**THE REQUEST:** Only the number is wanted: how many lines of these entries contain the word "смена"?

**SUPPLIED RECORDS:**
^^^^^^^^^^^^^^^^
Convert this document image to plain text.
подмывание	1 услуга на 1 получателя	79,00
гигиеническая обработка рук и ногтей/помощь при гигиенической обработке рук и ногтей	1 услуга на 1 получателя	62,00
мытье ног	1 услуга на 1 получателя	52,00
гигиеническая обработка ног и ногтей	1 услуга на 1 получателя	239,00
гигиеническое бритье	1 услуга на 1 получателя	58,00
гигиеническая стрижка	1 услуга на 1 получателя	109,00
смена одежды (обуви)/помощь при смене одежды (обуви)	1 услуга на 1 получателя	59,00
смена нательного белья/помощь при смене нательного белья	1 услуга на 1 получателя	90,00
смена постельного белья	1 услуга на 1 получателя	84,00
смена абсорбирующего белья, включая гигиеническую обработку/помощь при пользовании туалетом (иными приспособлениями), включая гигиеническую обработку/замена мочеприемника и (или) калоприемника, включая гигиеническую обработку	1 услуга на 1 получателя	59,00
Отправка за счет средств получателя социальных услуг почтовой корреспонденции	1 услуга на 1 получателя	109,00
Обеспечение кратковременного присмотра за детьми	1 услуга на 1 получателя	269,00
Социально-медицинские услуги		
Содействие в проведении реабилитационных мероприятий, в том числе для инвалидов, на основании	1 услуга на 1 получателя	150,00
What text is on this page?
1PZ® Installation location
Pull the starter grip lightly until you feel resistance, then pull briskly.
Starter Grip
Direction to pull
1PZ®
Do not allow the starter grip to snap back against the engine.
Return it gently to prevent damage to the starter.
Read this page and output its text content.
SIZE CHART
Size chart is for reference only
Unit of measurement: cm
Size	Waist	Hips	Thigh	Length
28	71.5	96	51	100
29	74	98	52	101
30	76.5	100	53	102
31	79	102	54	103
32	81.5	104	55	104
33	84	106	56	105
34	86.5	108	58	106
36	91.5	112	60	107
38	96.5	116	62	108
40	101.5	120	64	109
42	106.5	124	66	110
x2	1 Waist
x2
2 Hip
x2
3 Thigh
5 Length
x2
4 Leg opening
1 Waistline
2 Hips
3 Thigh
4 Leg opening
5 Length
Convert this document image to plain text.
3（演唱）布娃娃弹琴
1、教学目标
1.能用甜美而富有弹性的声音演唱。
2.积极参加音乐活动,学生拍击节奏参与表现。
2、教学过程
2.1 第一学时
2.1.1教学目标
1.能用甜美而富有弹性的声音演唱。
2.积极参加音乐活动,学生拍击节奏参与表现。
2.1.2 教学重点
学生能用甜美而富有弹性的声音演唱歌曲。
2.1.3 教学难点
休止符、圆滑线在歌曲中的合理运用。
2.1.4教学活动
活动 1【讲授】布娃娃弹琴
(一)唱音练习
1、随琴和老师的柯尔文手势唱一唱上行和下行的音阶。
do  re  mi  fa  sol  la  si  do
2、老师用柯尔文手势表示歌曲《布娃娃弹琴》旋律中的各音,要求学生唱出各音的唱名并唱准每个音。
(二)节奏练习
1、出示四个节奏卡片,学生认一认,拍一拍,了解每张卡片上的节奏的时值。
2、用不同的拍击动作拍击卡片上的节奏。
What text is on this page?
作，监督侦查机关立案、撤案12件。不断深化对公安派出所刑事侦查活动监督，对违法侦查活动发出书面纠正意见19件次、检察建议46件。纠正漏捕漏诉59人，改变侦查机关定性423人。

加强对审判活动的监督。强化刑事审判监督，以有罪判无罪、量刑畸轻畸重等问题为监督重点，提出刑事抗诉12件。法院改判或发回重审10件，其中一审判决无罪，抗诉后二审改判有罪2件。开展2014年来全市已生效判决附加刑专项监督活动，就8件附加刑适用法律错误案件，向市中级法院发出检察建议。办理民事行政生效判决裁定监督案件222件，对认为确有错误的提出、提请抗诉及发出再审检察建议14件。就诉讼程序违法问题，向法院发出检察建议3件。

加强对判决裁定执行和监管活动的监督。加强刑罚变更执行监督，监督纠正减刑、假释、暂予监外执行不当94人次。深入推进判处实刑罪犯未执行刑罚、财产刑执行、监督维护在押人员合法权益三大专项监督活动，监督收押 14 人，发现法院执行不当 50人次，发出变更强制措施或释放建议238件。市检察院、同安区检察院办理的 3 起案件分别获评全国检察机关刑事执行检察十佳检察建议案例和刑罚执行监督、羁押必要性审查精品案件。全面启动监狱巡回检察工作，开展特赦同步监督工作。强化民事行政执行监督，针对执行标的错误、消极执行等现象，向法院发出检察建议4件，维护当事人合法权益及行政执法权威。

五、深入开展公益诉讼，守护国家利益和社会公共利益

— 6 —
^^^^^^^^^^^^^^^^
**REPLY TO THE EXERCISE:** 4